TASK REQUIREMENTS: Which of the lines below mention the word "ChIP"? Pull each one out.

TASK DATA:
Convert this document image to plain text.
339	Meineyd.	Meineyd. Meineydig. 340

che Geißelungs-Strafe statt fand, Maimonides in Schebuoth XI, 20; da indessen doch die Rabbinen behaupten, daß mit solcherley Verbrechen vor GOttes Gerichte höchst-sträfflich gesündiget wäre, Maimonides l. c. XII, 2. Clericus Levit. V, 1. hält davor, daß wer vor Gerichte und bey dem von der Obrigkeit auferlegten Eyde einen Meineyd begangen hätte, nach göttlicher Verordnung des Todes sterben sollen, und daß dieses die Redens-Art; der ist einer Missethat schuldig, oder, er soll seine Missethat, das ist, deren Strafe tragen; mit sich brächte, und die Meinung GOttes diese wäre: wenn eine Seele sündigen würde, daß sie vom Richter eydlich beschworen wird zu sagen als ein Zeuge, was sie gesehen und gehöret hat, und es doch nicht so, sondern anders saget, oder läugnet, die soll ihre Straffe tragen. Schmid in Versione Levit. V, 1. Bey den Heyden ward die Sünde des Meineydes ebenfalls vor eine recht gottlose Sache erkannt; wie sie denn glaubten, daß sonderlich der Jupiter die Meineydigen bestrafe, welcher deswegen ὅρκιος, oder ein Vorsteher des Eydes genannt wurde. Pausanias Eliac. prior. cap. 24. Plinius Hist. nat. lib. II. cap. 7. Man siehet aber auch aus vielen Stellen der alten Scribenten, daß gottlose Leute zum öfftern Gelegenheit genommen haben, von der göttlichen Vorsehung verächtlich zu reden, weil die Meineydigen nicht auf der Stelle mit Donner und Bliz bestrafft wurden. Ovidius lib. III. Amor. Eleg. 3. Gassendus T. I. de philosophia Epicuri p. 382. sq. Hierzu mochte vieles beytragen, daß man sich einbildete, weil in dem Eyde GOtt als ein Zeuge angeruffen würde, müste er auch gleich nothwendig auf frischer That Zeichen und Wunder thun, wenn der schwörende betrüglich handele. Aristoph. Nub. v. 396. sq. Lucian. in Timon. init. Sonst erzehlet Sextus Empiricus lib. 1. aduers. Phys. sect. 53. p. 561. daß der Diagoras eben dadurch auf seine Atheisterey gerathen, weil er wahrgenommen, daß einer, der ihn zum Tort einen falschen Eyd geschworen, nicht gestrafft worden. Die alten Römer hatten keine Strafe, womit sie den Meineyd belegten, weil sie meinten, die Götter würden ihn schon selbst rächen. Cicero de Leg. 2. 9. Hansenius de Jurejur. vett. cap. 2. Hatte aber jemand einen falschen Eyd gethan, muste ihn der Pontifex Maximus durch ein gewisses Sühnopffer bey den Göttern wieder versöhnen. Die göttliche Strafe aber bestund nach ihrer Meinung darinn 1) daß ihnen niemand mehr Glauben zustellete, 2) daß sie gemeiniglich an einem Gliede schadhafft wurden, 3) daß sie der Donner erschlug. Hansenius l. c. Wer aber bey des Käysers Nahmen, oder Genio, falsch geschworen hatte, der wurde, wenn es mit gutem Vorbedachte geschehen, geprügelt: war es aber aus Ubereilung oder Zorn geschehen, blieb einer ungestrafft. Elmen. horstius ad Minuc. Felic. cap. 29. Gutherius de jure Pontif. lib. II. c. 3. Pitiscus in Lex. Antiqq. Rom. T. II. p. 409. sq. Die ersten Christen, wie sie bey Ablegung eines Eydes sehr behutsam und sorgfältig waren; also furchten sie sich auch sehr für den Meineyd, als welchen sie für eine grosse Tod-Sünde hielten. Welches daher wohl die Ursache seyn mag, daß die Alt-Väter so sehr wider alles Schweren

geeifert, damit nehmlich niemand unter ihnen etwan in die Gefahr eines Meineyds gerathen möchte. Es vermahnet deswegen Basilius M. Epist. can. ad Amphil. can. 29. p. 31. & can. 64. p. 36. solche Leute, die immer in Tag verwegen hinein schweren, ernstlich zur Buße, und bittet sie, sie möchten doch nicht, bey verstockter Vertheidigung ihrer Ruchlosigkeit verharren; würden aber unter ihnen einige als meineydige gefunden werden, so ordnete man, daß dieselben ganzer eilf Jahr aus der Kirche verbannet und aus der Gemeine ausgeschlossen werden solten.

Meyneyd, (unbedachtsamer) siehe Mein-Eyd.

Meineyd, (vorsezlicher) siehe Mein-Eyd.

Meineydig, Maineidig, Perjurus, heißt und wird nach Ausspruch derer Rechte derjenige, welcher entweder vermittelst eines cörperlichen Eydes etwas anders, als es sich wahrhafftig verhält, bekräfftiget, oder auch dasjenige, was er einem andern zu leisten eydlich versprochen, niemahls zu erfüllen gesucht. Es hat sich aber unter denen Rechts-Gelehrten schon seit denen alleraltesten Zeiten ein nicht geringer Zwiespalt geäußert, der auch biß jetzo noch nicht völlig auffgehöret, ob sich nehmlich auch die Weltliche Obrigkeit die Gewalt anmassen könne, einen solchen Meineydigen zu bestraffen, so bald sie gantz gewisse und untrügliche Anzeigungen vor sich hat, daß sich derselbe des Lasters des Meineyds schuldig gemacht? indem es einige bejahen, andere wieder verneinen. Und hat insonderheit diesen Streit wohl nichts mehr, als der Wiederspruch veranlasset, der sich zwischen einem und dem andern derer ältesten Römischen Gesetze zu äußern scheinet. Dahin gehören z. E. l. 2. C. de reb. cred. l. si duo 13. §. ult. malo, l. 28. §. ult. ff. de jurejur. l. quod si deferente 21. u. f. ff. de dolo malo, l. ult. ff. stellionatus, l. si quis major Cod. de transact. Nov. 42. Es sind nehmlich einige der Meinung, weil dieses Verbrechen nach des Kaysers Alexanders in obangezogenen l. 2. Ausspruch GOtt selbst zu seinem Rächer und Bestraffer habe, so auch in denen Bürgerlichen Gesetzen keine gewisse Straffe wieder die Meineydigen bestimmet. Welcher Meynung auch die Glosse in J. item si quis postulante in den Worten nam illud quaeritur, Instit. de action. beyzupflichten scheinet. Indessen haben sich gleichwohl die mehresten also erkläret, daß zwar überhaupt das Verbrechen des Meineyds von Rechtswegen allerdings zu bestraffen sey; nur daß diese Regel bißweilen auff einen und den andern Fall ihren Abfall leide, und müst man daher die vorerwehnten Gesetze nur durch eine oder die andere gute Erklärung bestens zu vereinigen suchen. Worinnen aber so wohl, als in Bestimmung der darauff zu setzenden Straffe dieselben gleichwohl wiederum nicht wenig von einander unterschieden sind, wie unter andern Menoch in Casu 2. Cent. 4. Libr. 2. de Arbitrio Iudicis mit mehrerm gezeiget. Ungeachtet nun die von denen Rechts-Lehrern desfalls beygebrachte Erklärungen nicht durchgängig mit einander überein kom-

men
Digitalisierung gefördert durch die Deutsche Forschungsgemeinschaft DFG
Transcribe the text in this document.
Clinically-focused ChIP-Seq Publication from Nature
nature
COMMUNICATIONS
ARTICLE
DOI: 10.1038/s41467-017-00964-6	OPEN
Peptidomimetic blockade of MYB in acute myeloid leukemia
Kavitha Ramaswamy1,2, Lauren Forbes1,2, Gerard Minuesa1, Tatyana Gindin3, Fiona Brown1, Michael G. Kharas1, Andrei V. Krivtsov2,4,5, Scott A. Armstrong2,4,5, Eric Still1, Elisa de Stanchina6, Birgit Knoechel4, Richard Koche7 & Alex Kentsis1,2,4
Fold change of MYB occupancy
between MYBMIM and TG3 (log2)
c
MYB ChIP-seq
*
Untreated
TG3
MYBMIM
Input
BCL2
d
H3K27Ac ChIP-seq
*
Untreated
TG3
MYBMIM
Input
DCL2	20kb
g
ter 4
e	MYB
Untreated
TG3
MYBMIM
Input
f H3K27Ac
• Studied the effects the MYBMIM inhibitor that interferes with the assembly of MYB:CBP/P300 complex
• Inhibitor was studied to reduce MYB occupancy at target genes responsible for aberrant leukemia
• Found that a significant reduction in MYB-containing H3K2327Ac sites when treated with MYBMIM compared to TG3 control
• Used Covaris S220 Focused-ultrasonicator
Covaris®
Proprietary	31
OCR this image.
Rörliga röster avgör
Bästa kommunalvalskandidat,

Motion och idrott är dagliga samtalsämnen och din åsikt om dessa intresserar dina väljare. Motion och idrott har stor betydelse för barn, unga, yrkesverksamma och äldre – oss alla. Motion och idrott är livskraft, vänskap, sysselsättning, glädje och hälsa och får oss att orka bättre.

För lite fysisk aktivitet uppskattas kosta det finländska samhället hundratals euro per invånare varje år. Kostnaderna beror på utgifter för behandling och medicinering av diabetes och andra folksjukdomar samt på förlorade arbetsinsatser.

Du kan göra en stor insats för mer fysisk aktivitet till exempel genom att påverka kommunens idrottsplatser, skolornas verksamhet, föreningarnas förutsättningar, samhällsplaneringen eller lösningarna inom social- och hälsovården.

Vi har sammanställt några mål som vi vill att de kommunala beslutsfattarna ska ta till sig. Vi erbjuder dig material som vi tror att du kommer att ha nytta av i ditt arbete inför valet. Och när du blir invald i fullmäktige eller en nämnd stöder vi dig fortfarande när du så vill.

WRITTEN SOLUTION:
Clinically-focused ChIP-Seq Publication from Nature
MYB ChIP-seq
H3K27Ac ChIP-seq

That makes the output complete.